▸ **Extracted records**:

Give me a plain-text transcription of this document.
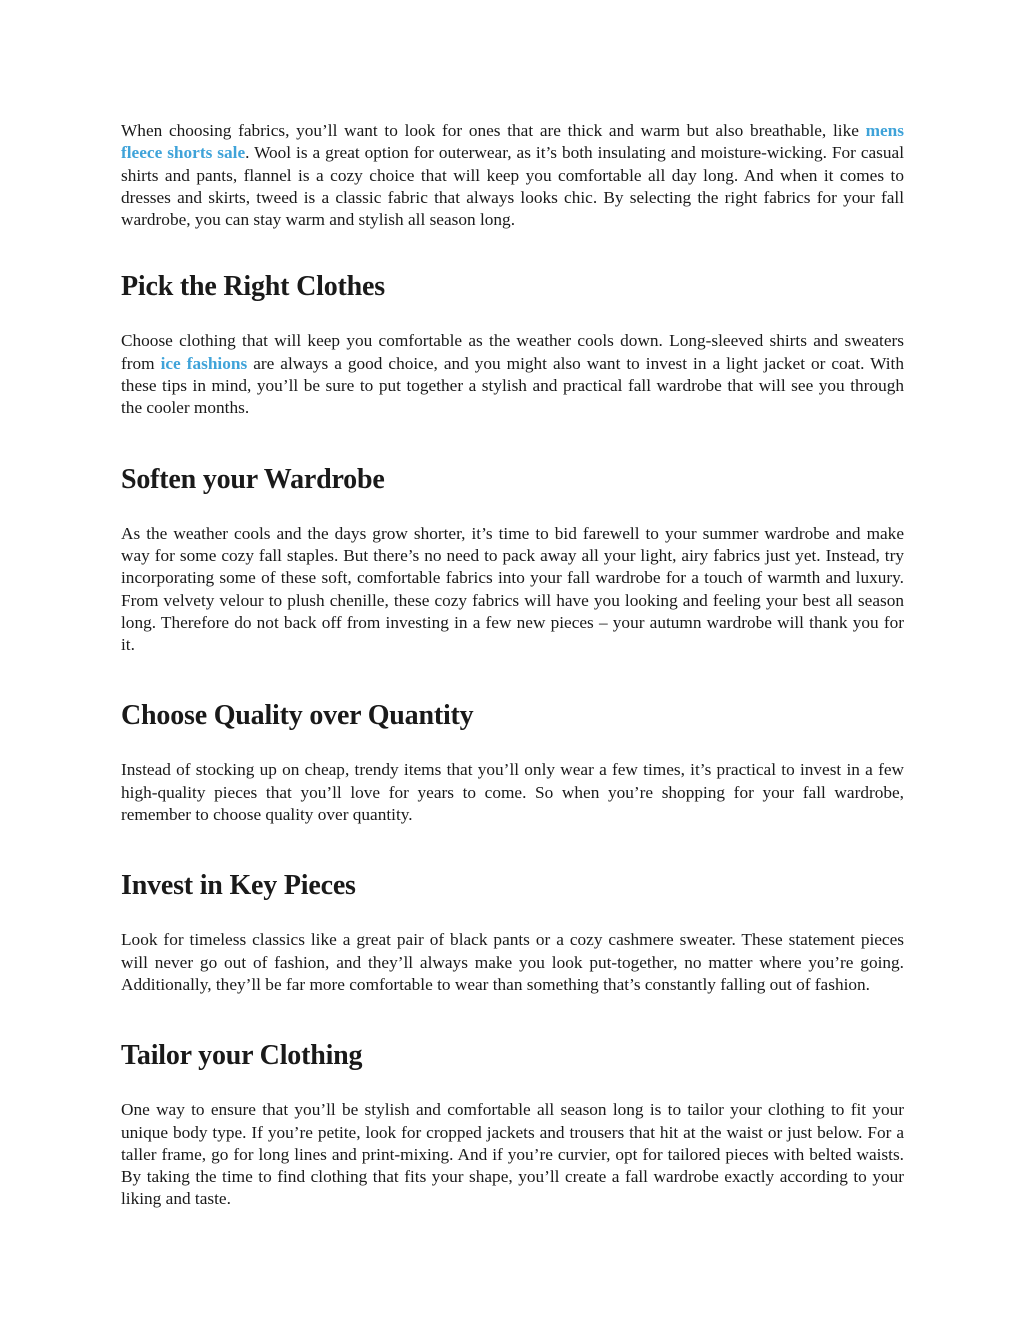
When choosing fabrics, you’ll want to look for ones that are thick and warm but also breathable, like mens fleece shorts sale. Wool is a great option for outerwear, as it’s both insulating and moisture-wicking. For casual shirts and pants, flannel is a cozy choice that will keep you comfortable all day long. And when it comes to dresses and skirts, tweed is a classic fabric that always looks chic. By selecting the right fabrics for your fall wardrobe, you can stay warm and stylish all season long.

Pick the Right Clothes

Choose clothing that will keep you comfortable as the weather cools down. Long-sleeved shirts and sweaters from ice fashions are always a good choice, and you might also want to invest in a light jacket or coat. With these tips in mind, you’ll be sure to put together a stylish and practical fall wardrobe that will see you through the cooler months.

Soften your Wardrobe

As the weather cools and the days grow shorter, it’s time to bid farewell to your summer wardrobe and make way for some cozy fall staples. But there’s no need to pack away all your light, airy fabrics just yet. Instead, try incorporating some of these soft, comfortable fabrics into your fall wardrobe for a touch of warmth and luxury. From velvety velour to plush chenille, these cozy fabrics will have you looking and feeling your best all season long. Therefore do not back off from investing in a few new pieces – your autumn wardrobe will thank you for it.

Choose Quality over Quantity

Instead of stocking up on cheap, trendy items that you’ll only wear a few times, it’s practical to invest in a few high-quality pieces that you’ll love for years to come. So when you’re shopping for your fall wardrobe, remember to choose quality over quantity.

Invest in Key Pieces

Look for timeless classics like a great pair of black pants or a cozy cashmere sweater. These statement pieces will never go out of fashion, and they’ll always make you look put-together, no matter where you’re going. Additionally, they’ll be far more comfortable to wear than something that’s constantly falling out of fashion.

Tailor your Clothing

One way to ensure that you’ll be stylish and comfortable all season long is to tailor your clothing to fit your unique body type. If you’re petite, look for cropped jackets and trousers that hit at the waist or just below. For a taller frame, go for long lines and print-mixing. And if you’re curvier, opt for tailored pieces with belted waists. By taking the time to find clothing that fits your shape, you’ll create a fall wardrobe exactly according to your liking and taste.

▸ **Instruction**:
In the entries above, find lines with "over" and copy each.

▸ **Exercise response**:
Choose Quality over Quantity
Instead of stocking up on cheap, trendy items that you’ll only wear a few times, it’s practical to invest in a few high-quality pieces that you’ll love for years to come. So when you’re shopping for your fall wardrobe, remember to choose quality over quantity.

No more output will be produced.